# Set task:
The listing below should be printed exactly, every line of it. Skip the pictures.
-- BEGIN --
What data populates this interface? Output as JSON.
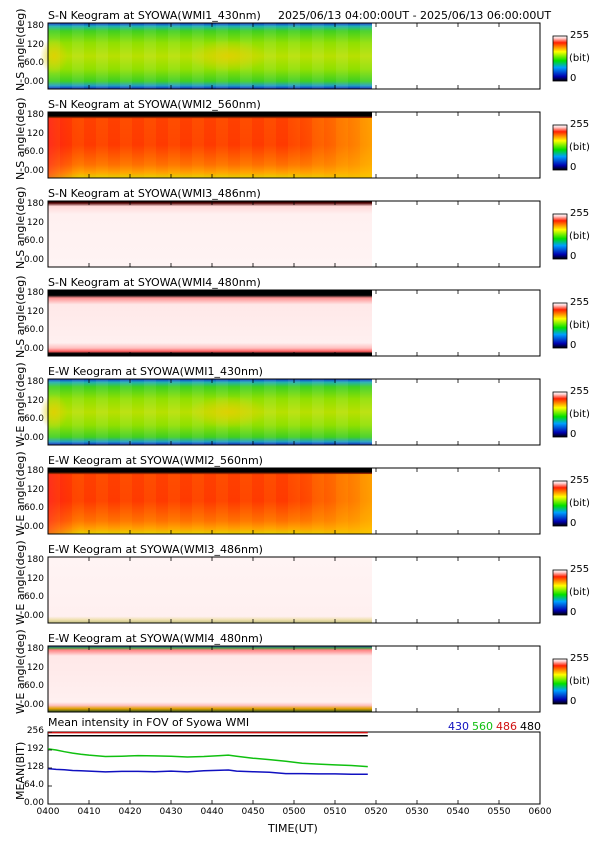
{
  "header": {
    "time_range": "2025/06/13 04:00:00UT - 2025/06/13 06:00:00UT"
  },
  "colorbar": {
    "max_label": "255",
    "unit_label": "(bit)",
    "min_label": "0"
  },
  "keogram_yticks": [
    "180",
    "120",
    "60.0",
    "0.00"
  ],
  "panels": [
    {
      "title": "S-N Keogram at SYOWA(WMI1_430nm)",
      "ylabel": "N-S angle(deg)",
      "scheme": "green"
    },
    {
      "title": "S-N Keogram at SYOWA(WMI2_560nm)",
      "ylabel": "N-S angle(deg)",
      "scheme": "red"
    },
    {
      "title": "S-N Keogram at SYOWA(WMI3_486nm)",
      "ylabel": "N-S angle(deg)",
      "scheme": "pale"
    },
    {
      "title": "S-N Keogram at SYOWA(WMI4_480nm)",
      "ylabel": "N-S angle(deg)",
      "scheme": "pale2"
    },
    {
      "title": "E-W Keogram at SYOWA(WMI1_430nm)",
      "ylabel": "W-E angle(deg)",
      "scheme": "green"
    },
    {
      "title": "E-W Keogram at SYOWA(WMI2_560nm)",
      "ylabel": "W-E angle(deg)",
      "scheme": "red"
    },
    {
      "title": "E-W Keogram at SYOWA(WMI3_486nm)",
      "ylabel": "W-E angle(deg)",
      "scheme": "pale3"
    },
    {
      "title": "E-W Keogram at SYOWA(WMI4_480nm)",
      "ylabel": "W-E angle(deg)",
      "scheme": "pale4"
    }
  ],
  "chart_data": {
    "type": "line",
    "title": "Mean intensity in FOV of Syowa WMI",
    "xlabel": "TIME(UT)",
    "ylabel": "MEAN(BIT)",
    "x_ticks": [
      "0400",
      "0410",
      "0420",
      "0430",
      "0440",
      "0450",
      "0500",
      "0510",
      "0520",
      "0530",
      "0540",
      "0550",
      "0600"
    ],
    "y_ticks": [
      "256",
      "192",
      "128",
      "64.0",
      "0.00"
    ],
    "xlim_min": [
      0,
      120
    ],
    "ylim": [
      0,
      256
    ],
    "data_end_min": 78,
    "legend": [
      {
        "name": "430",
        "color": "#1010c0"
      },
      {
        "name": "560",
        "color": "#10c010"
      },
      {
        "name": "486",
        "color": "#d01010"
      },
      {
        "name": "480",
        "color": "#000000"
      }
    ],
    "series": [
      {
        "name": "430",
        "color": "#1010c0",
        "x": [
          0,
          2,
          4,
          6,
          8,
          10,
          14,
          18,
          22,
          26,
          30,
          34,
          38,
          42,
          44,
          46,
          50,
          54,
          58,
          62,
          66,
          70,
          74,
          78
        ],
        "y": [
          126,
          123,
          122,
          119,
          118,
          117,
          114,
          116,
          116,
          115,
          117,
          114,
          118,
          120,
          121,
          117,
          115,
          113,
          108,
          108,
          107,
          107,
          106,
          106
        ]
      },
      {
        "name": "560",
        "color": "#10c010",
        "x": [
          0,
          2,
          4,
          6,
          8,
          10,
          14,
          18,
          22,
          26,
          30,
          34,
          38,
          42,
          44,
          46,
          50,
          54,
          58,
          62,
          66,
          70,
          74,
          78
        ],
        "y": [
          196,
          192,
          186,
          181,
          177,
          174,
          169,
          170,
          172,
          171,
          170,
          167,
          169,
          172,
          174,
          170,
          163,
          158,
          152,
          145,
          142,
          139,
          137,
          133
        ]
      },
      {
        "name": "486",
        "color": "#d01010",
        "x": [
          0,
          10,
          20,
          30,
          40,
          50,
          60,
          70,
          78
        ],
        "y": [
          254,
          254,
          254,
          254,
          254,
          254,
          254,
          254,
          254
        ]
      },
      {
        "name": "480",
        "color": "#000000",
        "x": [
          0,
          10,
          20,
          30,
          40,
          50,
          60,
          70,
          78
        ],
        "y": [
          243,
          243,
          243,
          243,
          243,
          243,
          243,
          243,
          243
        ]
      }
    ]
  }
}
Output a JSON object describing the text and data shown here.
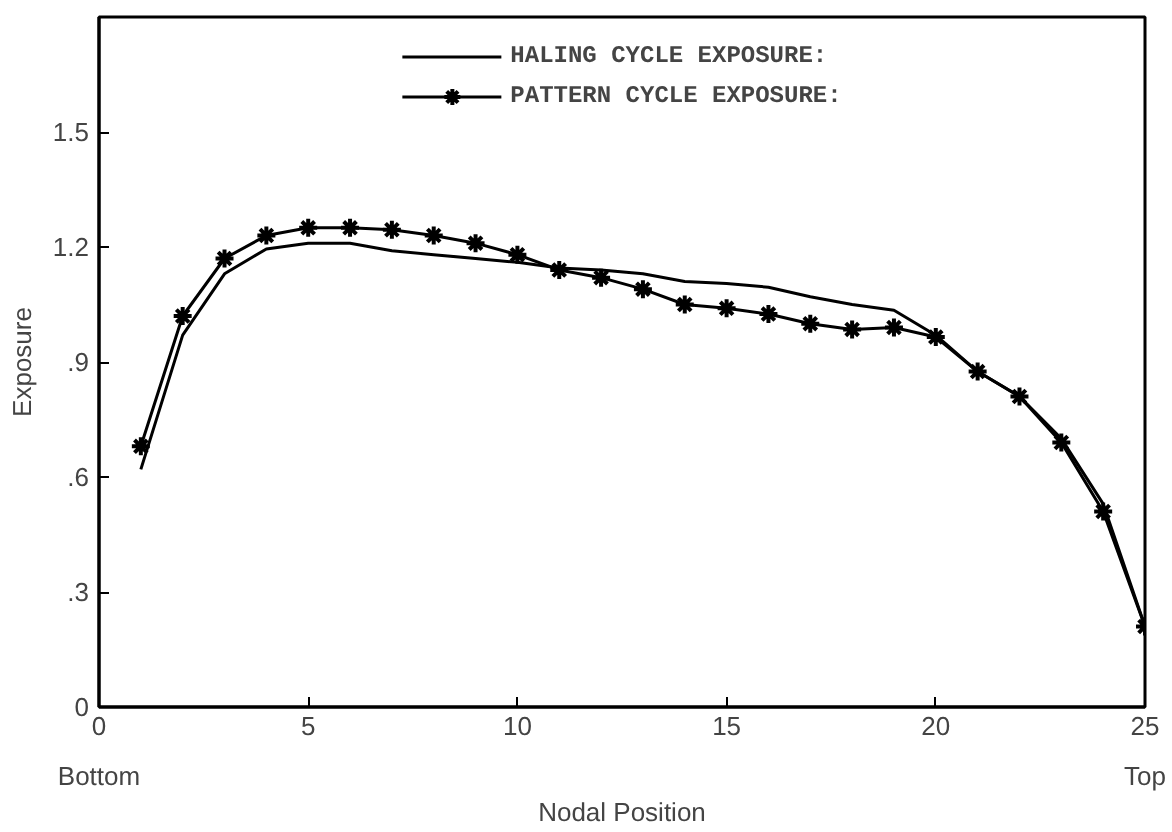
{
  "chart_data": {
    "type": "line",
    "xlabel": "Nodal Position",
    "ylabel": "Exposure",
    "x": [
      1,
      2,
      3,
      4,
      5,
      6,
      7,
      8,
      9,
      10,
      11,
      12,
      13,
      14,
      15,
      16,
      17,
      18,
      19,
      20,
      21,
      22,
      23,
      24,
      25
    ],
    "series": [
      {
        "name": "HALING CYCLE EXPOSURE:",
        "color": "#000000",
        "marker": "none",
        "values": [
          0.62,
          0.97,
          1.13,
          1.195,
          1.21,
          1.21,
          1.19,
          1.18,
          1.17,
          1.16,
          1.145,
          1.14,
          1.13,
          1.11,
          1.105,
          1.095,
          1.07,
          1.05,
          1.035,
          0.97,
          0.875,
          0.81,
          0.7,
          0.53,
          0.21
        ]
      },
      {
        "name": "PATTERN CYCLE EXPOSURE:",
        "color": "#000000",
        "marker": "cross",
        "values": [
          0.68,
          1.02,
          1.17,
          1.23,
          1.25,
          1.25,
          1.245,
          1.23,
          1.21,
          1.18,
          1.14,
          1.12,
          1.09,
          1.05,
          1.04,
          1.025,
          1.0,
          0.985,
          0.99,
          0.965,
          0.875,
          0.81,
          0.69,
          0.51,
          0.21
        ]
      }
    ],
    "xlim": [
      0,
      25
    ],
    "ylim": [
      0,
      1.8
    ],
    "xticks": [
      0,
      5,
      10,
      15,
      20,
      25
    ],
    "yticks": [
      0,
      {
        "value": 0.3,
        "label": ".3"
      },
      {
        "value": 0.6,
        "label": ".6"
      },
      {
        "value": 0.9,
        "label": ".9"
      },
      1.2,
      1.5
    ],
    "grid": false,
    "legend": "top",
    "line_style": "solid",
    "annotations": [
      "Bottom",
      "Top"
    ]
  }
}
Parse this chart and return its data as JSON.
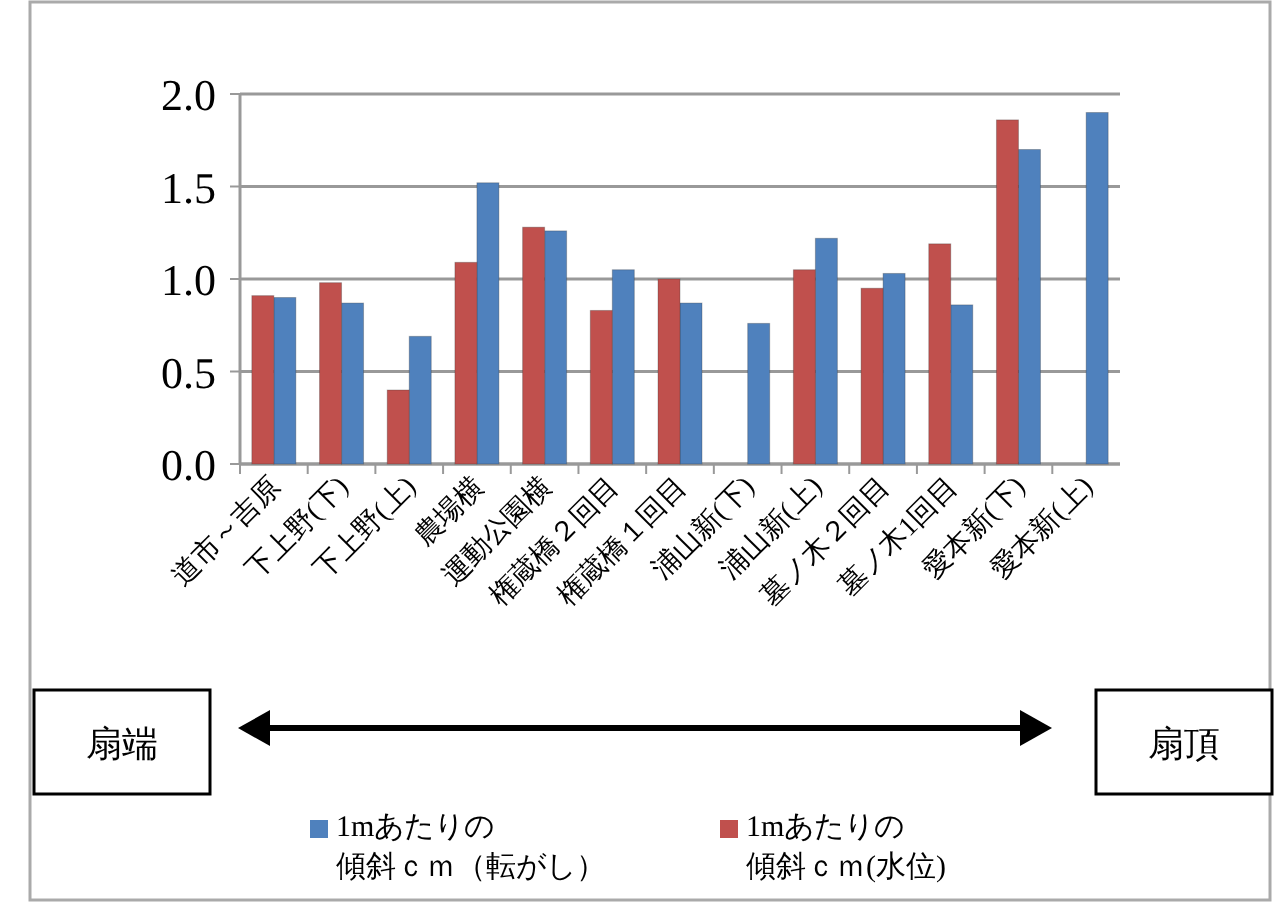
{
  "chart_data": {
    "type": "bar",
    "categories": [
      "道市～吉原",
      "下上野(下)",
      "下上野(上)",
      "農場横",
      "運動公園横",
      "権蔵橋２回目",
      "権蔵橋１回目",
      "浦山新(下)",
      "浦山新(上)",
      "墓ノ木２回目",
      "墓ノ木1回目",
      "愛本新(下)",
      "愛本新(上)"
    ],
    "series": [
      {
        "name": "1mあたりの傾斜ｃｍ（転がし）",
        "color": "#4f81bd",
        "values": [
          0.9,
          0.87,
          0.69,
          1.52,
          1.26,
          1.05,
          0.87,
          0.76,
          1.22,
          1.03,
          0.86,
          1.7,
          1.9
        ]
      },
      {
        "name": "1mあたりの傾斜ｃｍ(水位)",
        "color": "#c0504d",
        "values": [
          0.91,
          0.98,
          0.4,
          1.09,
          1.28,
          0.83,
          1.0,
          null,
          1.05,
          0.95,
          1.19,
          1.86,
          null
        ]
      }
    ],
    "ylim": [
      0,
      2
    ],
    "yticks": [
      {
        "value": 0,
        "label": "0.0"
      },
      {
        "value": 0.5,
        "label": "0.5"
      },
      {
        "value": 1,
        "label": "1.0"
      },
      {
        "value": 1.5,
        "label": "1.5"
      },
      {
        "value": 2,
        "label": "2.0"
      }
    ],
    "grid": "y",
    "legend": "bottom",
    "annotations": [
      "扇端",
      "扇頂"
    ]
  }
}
-- END --
# Output:
What data populates this interface? Output as JSON.
{
  "header": {
    "time_range": "2025/06/13 04:00:00UT - 2025/06/13 06:00:00UT"
  },
  "colorbar": {
    "max_label": "255",
    "unit_label": "(bit)",
    "min_label": "0"
  },
  "keogram_yticks": [
    "180",
    "120",
    "60.0",
    "0.00"
  ],
  "panels": [
    {
      "title": "S-N Keogram at SYOWA(WMI1_430nm)",
      "ylabel": "N-S angle(deg)",
      "scheme": "green"
    },
    {
      "title": "S-N Keogram at SYOWA(WMI2_560nm)",
      "ylabel": "N-S angle(deg)",
      "scheme": "red"
    },
    {
      "title": "S-N Keogram at SYOWA(WMI3_486nm)",
      "ylabel": "N-S angle(deg)",
      "scheme": "pale"
    },
    {
      "title": "S-N Keogram at SYOWA(WMI4_480nm)",
      "ylabel": "N-S angle(deg)",
      "scheme": "pale2"
    },
    {
      "title": "E-W Keogram at SYOWA(WMI1_430nm)",
      "ylabel": "W-E angle(deg)",
      "scheme": "green"
    },
    {
      "title": "E-W Keogram at SYOWA(WMI2_560nm)",
      "ylabel": "W-E angle(deg)",
      "scheme": "red"
    },
    {
      "title": "E-W Keogram at SYOWA(WMI3_486nm)",
      "ylabel": "W-E angle(deg)",
      "scheme": "pale3"
    },
    {
      "title": "E-W Keogram at SYOWA(WMI4_480nm)",
      "ylabel": "W-E angle(deg)",
      "scheme": "pale4"
    }
  ],
  "chart_data": {
    "type": "line",
    "title": "Mean intensity in FOV of Syowa WMI",
    "xlabel": "TIME(UT)",
    "ylabel": "MEAN(BIT)",
    "x_ticks": [
      "0400",
      "0410",
      "0420",
      "0430",
      "0440",
      "0450",
      "0500",
      "0510",
      "0520",
      "0530",
      "0540",
      "0550",
      "0600"
    ],
    "y_ticks": [
      "256",
      "192",
      "128",
      "64.0",
      "0.00"
    ],
    "xlim_min": [
      0,
      120
    ],
    "ylim": [
      0,
      256
    ],
    "data_end_min": 78,
    "legend": [
      {
        "name": "430",
        "color": "#1010c0"
      },
      {
        "name": "560",
        "color": "#10c010"
      },
      {
        "name": "486",
        "color": "#d01010"
      },
      {
        "name": "480",
        "color": "#000000"
      }
    ],
    "series": [
      {
        "name": "430",
        "color": "#1010c0",
        "x": [
          0,
          2,
          4,
          6,
          8,
          10,
          14,
          18,
          22,
          26,
          30,
          34,
          38,
          42,
          44,
          46,
          50,
          54,
          58,
          62,
          66,
          70,
          74,
          78
        ],
        "y": [
          126,
          123,
          122,
          119,
          118,
          117,
          114,
          116,
          116,
          115,
          117,
          114,
          118,
          120,
          121,
          117,
          115,
          113,
          108,
          108,
          107,
          107,
          106,
          106
        ]
      },
      {
        "name": "560",
        "color": "#10c010",
        "x": [
          0,
          2,
          4,
          6,
          8,
          10,
          14,
          18,
          22,
          26,
          30,
          34,
          38,
          42,
          44,
          46,
          50,
          54,
          58,
          62,
          66,
          70,
          74,
          78
        ],
        "y": [
          196,
          192,
          186,
          181,
          177,
          174,
          169,
          170,
          172,
          171,
          170,
          167,
          169,
          172,
          174,
          170,
          163,
          158,
          152,
          145,
          142,
          139,
          137,
          133
        ]
      },
      {
        "name": "486",
        "color": "#d01010",
        "x": [
          0,
          10,
          20,
          30,
          40,
          50,
          60,
          70,
          78
        ],
        "y": [
          254,
          254,
          254,
          254,
          254,
          254,
          254,
          254,
          254
        ]
      },
      {
        "name": "480",
        "color": "#000000",
        "x": [
          0,
          10,
          20,
          30,
          40,
          50,
          60,
          70,
          78
        ],
        "y": [
          243,
          243,
          243,
          243,
          243,
          243,
          243,
          243,
          243
        ]
      }
    ]
  }
}
Output a JSON object describing the text and data shown here.
{
  "chart_data": {
    "type": "line",
    "xlabel": "Nodal Position",
    "ylabel": "Exposure",
    "x": [
      1,
      2,
      3,
      4,
      5,
      6,
      7,
      8,
      9,
      10,
      11,
      12,
      13,
      14,
      15,
      16,
      17,
      18,
      19,
      20,
      21,
      22,
      23,
      24,
      25
    ],
    "series": [
      {
        "name": "HALING CYCLE EXPOSURE:",
        "color": "#000000",
        "marker": "none",
        "values": [
          0.62,
          0.97,
          1.13,
          1.195,
          1.21,
          1.21,
          1.19,
          1.18,
          1.17,
          1.16,
          1.145,
          1.14,
          1.13,
          1.11,
          1.105,
          1.095,
          1.07,
          1.05,
          1.035,
          0.97,
          0.875,
          0.81,
          0.7,
          0.53,
          0.21
        ]
      },
      {
        "name": "PATTERN CYCLE EXPOSURE:",
        "color": "#000000",
        "marker": "cross",
        "values": [
          0.68,
          1.02,
          1.17,
          1.23,
          1.25,
          1.25,
          1.245,
          1.23,
          1.21,
          1.18,
          1.14,
          1.12,
          1.09,
          1.05,
          1.04,
          1.025,
          1.0,
          0.985,
          0.99,
          0.965,
          0.875,
          0.81,
          0.69,
          0.51,
          0.21
        ]
      }
    ],
    "xlim": [
      0,
      25
    ],
    "ylim": [
      0,
      1.8
    ],
    "xticks": [
      0,
      5,
      10,
      15,
      20,
      25
    ],
    "yticks": [
      0,
      {
        "value": 0.3,
        "label": ".3"
      },
      {
        "value": 0.6,
        "label": ".6"
      },
      {
        "value": 0.9,
        "label": ".9"
      },
      1.2,
      1.5
    ],
    "grid": false,
    "legend": "top",
    "line_style": "solid",
    "annotations": [
      "Bottom",
      "Top"
    ]
  }
}
Parse this chart and return its data as JSON.
{
  "chart_data": {
    "type": "bar",
    "categories": [
      "道市～吉原",
      "下上野(下)",
      "下上野(上)",
      "農場横",
      "運動公園横",
      "権蔵橋２回目",
      "権蔵橋１回目",
      "浦山新(下)",
      "浦山新(上)",
      "墓ノ木２回目",
      "墓ノ木1回目",
      "愛本新(下)",
      "愛本新(上)"
    ],
    "series": [
      {
        "name": "1mあたりの傾斜ｃｍ（転がし）",
        "color": "#4f81bd",
        "values": [
          0.9,
          0.87,
          0.69,
          1.52,
          1.26,
          1.05,
          0.87,
          0.76,
          1.22,
          1.03,
          0.86,
          1.7,
          1.9
        ]
      },
      {
        "name": "1mあたりの傾斜ｃｍ(水位)",
        "color": "#c0504d",
        "values": [
          0.91,
          0.98,
          0.4,
          1.09,
          1.28,
          0.83,
          1.0,
          null,
          1.05,
          0.95,
          1.19,
          1.86,
          null
        ]
      }
    ],
    "ylim": [
      0,
      2
    ],
    "yticks": [
      {
        "value": 0,
        "label": "0.0"
      },
      {
        "value": 0.5,
        "label": "0.5"
      },
      {
        "value": 1,
        "label": "1.0"
      },
      {
        "value": 1.5,
        "label": "1.5"
      },
      {
        "value": 2,
        "label": "2.0"
      }
    ],
    "grid": "y",
    "legend": "bottom",
    "annotations": [
      "扇端",
      "扇頂"
    ]
  }
}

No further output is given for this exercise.